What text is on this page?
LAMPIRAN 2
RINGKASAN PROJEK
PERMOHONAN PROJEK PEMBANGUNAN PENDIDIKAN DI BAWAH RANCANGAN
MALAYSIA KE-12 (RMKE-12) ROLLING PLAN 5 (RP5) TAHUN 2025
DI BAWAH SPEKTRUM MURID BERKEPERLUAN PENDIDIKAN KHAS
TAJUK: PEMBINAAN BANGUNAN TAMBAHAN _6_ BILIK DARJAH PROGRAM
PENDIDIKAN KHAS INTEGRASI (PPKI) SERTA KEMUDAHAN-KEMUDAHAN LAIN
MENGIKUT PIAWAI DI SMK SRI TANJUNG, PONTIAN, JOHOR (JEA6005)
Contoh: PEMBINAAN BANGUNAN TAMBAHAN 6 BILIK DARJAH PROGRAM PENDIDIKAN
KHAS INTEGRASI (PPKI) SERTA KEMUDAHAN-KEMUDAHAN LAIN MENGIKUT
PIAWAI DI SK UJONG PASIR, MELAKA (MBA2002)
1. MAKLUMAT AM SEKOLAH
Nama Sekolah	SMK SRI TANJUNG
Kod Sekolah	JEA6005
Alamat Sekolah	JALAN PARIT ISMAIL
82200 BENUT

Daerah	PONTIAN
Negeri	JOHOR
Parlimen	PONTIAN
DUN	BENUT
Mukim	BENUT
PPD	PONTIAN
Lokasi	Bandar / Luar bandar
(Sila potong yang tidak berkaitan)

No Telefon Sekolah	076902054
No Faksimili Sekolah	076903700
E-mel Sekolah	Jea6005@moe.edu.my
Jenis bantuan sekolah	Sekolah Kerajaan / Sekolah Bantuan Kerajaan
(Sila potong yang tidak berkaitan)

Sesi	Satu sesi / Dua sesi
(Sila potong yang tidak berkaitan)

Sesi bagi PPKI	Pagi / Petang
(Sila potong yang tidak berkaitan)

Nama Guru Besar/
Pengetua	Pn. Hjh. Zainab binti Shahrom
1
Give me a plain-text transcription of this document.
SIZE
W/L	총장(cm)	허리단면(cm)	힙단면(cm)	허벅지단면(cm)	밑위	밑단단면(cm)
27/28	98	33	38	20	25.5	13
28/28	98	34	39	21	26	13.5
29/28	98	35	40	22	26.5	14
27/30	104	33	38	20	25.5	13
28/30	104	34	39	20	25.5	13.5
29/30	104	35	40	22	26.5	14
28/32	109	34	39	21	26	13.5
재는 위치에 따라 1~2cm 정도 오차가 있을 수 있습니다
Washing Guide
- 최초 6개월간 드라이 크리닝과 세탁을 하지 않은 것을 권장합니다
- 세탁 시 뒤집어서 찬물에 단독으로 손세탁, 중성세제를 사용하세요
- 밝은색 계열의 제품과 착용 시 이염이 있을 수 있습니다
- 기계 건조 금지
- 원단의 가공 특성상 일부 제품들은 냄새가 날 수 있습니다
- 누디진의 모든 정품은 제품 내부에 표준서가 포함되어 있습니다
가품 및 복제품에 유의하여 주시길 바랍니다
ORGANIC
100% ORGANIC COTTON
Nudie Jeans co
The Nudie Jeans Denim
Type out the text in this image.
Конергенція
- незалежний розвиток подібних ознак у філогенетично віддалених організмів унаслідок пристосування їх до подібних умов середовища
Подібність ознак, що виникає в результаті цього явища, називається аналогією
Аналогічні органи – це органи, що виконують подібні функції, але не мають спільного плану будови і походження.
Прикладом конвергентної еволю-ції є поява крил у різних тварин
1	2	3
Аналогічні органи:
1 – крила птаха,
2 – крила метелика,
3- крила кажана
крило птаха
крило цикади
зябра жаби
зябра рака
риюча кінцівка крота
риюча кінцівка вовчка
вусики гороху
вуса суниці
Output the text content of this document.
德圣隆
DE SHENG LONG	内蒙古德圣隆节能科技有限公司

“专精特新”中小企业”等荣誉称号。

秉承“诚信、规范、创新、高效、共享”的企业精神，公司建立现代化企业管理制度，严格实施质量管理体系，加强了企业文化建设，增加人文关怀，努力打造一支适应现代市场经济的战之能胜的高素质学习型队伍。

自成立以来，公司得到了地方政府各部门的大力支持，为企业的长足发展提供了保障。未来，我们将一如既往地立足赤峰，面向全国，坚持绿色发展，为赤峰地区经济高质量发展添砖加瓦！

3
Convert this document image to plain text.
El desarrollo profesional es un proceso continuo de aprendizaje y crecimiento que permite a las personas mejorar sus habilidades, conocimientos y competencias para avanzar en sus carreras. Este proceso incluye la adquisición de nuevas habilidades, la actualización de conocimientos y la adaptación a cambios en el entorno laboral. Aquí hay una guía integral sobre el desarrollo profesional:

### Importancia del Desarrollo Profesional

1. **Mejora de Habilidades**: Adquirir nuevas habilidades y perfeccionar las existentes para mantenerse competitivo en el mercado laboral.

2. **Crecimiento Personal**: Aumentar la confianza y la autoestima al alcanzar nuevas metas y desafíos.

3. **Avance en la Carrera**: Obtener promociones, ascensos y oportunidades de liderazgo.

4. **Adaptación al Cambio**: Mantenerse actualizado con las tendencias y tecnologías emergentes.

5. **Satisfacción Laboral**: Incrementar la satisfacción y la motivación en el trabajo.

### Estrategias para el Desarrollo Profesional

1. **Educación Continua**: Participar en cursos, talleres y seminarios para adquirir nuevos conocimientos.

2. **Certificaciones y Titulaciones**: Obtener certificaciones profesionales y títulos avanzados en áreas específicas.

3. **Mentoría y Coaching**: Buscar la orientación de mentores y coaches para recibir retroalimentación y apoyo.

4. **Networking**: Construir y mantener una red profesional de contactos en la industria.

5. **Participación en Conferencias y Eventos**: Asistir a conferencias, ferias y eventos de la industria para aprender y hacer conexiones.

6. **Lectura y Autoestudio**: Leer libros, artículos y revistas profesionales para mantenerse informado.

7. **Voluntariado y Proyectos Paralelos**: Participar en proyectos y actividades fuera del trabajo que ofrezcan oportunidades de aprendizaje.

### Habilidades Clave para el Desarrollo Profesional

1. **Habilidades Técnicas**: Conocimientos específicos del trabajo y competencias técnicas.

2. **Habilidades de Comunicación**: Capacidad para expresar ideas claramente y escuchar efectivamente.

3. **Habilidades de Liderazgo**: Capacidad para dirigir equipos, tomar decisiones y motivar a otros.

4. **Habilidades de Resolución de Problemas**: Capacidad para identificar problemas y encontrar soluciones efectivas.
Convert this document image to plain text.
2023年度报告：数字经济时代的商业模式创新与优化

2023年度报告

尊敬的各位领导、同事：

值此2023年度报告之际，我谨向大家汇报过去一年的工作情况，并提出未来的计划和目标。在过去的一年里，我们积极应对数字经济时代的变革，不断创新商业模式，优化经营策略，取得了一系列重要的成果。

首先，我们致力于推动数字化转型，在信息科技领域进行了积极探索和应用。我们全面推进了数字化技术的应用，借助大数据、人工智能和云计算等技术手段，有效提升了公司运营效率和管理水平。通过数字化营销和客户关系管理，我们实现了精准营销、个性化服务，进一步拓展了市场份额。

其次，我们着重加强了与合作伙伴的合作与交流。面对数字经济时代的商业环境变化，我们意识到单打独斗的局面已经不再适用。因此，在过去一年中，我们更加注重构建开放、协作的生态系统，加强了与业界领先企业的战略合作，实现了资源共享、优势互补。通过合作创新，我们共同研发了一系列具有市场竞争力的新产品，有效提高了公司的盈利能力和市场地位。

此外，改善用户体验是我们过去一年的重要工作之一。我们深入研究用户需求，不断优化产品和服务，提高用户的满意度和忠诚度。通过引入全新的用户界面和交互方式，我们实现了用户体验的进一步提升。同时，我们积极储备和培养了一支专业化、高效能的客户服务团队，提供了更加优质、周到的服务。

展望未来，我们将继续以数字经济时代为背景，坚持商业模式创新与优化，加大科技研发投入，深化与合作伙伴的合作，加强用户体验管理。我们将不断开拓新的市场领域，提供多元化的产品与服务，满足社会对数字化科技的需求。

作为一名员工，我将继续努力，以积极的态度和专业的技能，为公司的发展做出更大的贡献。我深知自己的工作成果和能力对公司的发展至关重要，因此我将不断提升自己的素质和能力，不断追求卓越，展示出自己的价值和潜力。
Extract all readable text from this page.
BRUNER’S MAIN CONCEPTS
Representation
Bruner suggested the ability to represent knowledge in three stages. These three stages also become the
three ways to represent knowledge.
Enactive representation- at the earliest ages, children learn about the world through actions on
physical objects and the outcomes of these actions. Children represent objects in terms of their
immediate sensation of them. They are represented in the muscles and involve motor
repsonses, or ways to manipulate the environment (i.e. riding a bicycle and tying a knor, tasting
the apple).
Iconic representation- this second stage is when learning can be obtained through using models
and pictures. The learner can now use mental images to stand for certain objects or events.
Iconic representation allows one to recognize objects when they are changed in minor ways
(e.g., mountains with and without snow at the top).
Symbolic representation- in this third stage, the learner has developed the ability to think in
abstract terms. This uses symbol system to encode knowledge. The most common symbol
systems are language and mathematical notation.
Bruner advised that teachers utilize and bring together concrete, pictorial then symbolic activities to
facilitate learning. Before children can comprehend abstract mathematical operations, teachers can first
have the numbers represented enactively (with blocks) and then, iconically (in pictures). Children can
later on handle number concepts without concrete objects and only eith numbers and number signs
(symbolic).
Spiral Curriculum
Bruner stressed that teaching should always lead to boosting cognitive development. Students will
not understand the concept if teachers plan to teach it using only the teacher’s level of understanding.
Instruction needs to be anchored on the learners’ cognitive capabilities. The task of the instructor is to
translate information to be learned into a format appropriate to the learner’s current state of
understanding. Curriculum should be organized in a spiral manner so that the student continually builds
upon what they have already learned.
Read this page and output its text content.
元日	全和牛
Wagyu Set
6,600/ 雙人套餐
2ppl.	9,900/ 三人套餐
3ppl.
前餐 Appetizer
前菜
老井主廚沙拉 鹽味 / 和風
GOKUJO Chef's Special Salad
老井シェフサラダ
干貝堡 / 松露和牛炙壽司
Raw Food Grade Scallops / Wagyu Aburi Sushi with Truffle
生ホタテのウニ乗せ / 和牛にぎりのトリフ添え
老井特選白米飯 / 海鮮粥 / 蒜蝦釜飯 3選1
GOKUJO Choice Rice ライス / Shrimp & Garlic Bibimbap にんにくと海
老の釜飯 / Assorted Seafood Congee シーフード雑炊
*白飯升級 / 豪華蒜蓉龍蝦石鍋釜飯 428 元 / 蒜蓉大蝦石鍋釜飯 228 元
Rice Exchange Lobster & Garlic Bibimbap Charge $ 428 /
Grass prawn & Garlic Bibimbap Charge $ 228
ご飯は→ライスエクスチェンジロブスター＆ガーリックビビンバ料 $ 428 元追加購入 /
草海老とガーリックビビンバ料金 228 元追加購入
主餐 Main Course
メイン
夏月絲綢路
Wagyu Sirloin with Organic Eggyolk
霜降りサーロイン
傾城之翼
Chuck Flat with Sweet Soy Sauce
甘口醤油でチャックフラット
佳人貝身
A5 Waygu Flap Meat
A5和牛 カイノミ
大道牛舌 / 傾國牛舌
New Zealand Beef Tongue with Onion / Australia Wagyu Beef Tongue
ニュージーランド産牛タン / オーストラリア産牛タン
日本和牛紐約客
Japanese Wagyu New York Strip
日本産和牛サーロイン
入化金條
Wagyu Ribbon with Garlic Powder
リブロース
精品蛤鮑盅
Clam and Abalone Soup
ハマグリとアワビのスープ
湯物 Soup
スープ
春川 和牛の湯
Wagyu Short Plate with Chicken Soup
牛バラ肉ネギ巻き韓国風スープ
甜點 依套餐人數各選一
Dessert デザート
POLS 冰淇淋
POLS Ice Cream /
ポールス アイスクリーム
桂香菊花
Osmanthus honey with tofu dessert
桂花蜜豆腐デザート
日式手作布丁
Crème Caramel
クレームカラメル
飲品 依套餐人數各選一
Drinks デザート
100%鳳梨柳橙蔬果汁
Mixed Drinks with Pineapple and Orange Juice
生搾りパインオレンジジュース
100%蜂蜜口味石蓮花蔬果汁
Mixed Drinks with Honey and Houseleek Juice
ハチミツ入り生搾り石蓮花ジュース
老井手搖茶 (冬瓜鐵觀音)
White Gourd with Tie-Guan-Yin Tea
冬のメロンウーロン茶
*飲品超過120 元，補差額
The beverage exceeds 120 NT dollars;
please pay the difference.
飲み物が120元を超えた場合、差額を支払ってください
□ □ □
● **Instructions for the task**:
Gather each line holding the string "represented".

● **Written response**:
immediate sensation of them. They are represented in the muscles and involve motor
have the numbers represented enactively (with blocks) and then, iconically (in pictures). Children can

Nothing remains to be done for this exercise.